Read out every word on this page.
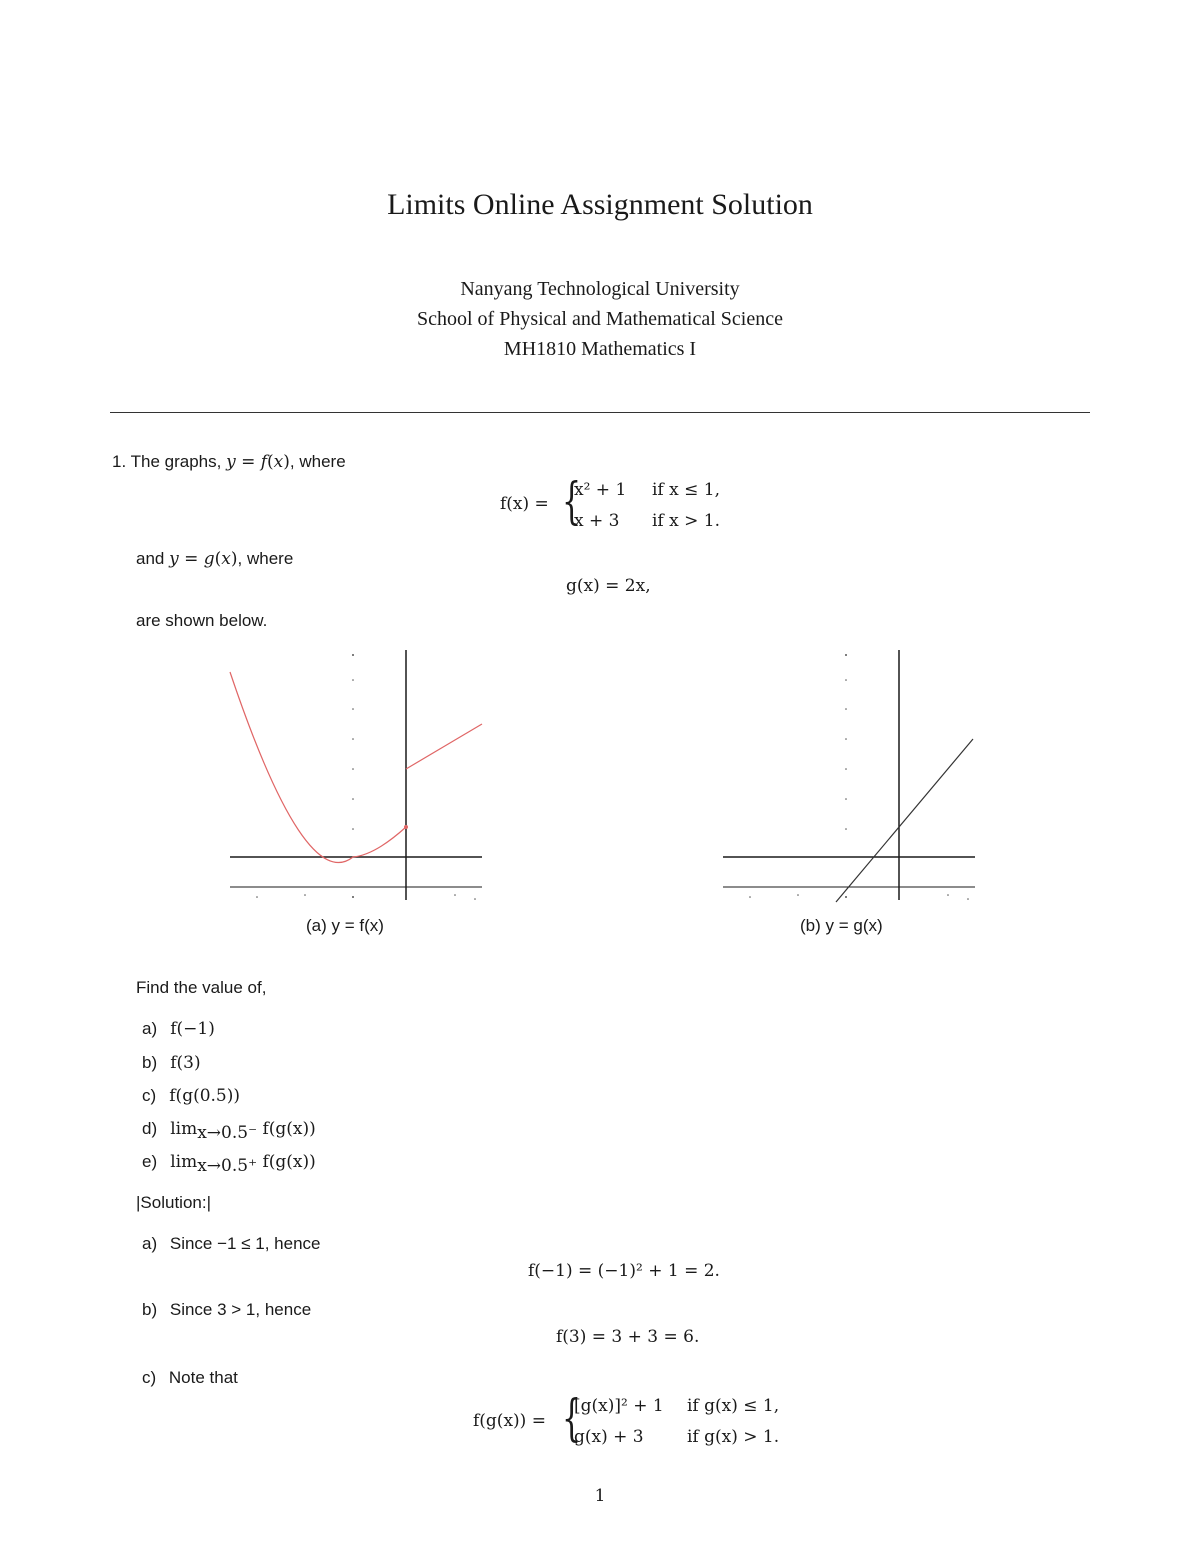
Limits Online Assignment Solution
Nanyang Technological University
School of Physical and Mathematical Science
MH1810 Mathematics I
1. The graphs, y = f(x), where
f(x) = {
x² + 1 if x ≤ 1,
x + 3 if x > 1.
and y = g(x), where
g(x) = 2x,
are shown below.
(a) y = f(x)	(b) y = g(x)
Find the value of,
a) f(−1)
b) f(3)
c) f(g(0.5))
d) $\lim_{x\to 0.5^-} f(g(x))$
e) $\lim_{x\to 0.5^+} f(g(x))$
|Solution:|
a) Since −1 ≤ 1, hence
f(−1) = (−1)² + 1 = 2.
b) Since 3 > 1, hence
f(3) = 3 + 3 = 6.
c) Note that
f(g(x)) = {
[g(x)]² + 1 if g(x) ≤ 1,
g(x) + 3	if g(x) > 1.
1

------------

== The request ==
Pictures in the data above should not be copied; transcribe everything else exactly.

== Final result ==
Read out every word on this page.
Limits Online Assignment Solution
Nanyang Technological University
School of Physical and Mathematical Science
MH1810 Mathematics I
1. The graphs, y = f(x), where
f(x) = {
x² + 1 if x ≤ 1,
x + 3 if x > 1.
and y = g(x), where
g(x) = 2x,
are shown below.
(a) y = f(x)	(b) y = g(x)
Find the value of,
a) f(−1)
b) f(3)
c) f(g(0.5))
d) $\lim_{x\to 0.5^-} f(g(x))$
e) $\lim_{x\to 0.5^+} f(g(x))$
|Solution:|
a) Since −1 ≤ 1, hence
f(−1) = (−1)² + 1 = 2.
b) Since 3 > 1, hence
f(3) = 3 + 3 = 6.
c) Note that
f(g(x)) = {
[g(x)]² + 1 if g(x) ≤ 1,
g(x) + 3	if g(x) > 1.
1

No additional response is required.